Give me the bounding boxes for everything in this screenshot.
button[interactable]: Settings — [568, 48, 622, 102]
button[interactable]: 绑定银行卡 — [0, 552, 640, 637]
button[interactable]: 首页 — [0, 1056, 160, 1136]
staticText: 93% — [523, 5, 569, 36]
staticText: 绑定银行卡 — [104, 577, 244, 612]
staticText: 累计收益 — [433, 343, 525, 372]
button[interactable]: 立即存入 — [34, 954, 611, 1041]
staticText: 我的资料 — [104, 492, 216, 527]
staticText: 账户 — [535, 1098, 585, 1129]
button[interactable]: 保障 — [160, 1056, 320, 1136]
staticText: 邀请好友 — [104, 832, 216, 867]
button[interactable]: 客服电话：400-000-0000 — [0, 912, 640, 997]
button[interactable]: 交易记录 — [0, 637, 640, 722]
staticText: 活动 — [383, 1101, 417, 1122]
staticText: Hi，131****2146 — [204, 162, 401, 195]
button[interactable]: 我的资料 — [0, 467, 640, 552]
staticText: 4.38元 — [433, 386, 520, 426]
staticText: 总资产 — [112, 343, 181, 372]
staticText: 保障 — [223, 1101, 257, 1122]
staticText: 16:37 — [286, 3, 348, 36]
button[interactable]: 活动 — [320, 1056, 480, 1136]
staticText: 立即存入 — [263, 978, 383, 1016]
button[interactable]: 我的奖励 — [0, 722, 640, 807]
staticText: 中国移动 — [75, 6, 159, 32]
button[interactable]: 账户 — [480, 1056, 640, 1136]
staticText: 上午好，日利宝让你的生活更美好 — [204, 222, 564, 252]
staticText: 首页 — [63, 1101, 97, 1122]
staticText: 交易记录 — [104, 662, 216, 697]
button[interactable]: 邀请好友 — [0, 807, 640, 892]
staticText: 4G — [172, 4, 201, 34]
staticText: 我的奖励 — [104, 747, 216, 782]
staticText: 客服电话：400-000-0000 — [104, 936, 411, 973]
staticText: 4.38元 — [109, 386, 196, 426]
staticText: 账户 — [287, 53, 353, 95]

## TASK GOAL
Please pick out every line in the material above that contains the string "立即存入", and copy each one. Case counts.

## ANSWER IN FULL
button[interactable]: 立即存入 — [34, 954, 611, 1041]
staticText: 立即存入 — [263, 978, 383, 1016]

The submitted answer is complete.